- _PROBLEM STATEMENT_:
Without the pictures, write out all the lines below exactly as they appear.

## Begin

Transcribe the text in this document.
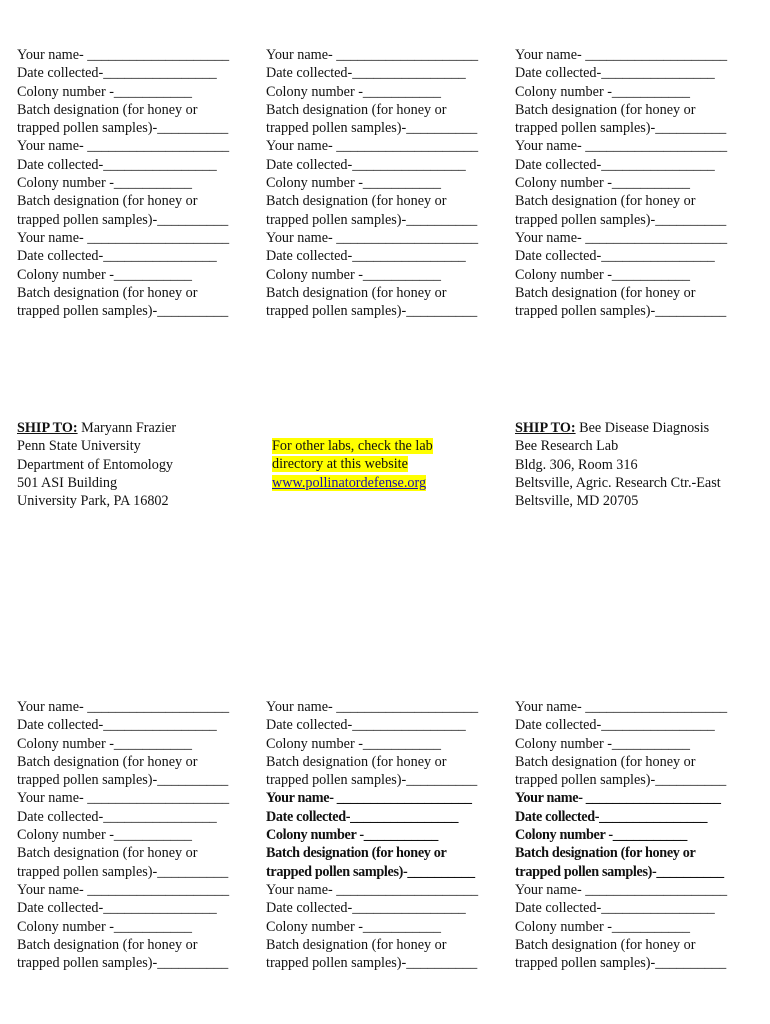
Your name- ____________________
Date collected-________________
Colony number -___________
Batch designation (for honey or
trapped pollen samples)-__________
Your name- ____________________
Date collected-________________
Colony number -___________
Batch designation (for honey or
trapped pollen samples)-__________
Your name- ____________________
Date collected-________________
Colony number -___________
Batch designation (for honey or
trapped pollen samples)-__________
Your name- ____________________
Date collected-________________
Colony number -___________
Batch designation (for honey or
trapped pollen samples)-__________
Your name- ____________________
Date collected-________________
Colony number -___________
Batch designation (for honey or
trapped pollen samples)-__________
Your name- ____________________
Date collected-________________
Colony number -___________
Batch designation (for honey or
trapped pollen samples)-__________
Your name- ____________________
Date collected-________________
Colony number -___________
Batch designation (for honey or
trapped pollen samples)-__________
Your name- ____________________
Date collected-________________
Colony number -___________
Batch designation (for honey or
trapped pollen samples)-__________
Your name- ____________________
Date collected-________________
Colony number -___________
Batch designation (for honey or
trapped pollen samples)-__________
SHIP TO: Maryann Frazier
Penn State University
Department of Entomology
501 ASI Building
University Park, PA 16802
For other labs, check the lab
directory at this website
www.pollinatordefense.org
SHIP TO: Bee Disease Diagnosis
Bee Research Lab
Bldg. 306, Room 316
Beltsville, Agric. Research Ctr.-East
Beltsville, MD 20705
Your name- ____________________
Date collected-________________
Colony number -___________
Batch designation (for honey or
trapped pollen samples)-__________
Your name- ____________________
Date collected-________________
Colony number -___________
Batch designation (for honey or
trapped pollen samples)-__________
Your name- ____________________
Date collected-________________
Colony number -___________
Batch designation (for honey or
trapped pollen samples)-__________
Your name- ____________________
Date collected-________________
Colony number -___________
Batch designation (for honey or
trapped pollen samples)-__________
Your name- ____________________
Date collected-________________
Colony number -___________
Batch designation (for honey or
trapped pollen samples)-__________
Your name- ____________________
Date collected-________________
Colony number -___________
Batch designation (for honey or
trapped pollen samples)-__________
Your name- ____________________
Date collected-________________
Colony number -___________
Batch designation (for honey or
trapped pollen samples)-__________
Your name- ____________________
Date collected-________________
Colony number -___________
Batch designation (for honey or
trapped pollen samples)-__________
Your name- ____________________
Date collected-________________
Colony number -___________
Batch designation (for honey or
trapped pollen samples)-__________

## End

- _RESPONSE_:
Transcribe the text in this document.
Your name- ____________________
Date collected-________________
Colony number -___________
Batch designation (for honey or
trapped pollen samples)-__________
Your name- ____________________
Date collected-________________
Colony number -___________
Batch designation (for honey or
trapped pollen samples)-__________
Your name- ____________________
Date collected-________________
Colony number -___________
Batch designation (for honey or
trapped pollen samples)-__________
Your name- ____________________
Date collected-________________
Colony number -___________
Batch designation (for honey or
trapped pollen samples)-__________
Your name- ____________________
Date collected-________________
Colony number -___________
Batch designation (for honey or
trapped pollen samples)-__________
Your name- ____________________
Date collected-________________
Colony number -___________
Batch designation (for honey or
trapped pollen samples)-__________
Your name- ____________________
Date collected-________________
Colony number -___________
Batch designation (for honey or
trapped pollen samples)-__________
Your name- ____________________
Date collected-________________
Colony number -___________
Batch designation (for honey or
trapped pollen samples)-__________
Your name- ____________________
Date collected-________________
Colony number -___________
Batch designation (for honey or
trapped pollen samples)-__________
SHIP TO: Maryann Frazier
Penn State University
Department of Entomology
501 ASI Building
University Park, PA 16802
For other labs, check the lab
directory at this website
www.pollinatordefense.org
SHIP TO: Bee Disease Diagnosis
Bee Research Lab
Bldg. 306, Room 316
Beltsville, Agric. Research Ctr.-East
Beltsville, MD 20705
Your name- ____________________
Date collected-________________
Colony number -___________
Batch designation (for honey or
trapped pollen samples)-__________
Your name- ____________________
Date collected-________________
Colony number -___________
Batch designation (for honey or
trapped pollen samples)-__________
Your name- ____________________
Date collected-________________
Colony number -___________
Batch designation (for honey or
trapped pollen samples)-__________
Your name- ____________________
Date collected-________________
Colony number -___________
Batch designation (for honey or
trapped pollen samples)-__________
Your name- ____________________
Date collected-________________
Colony number -___________
Batch designation (for honey or
trapped pollen samples)-__________
Your name- ____________________
Date collected-________________
Colony number -___________
Batch designation (for honey or
trapped pollen samples)-__________
Your name- ____________________
Date collected-________________
Colony number -___________
Batch designation (for honey or
trapped pollen samples)-__________
Your name- ____________________
Date collected-________________
Colony number -___________
Batch designation (for honey or
trapped pollen samples)-__________
Your name- ____________________
Date collected-________________
Colony number -___________
Batch designation (for honey or
trapped pollen samples)-__________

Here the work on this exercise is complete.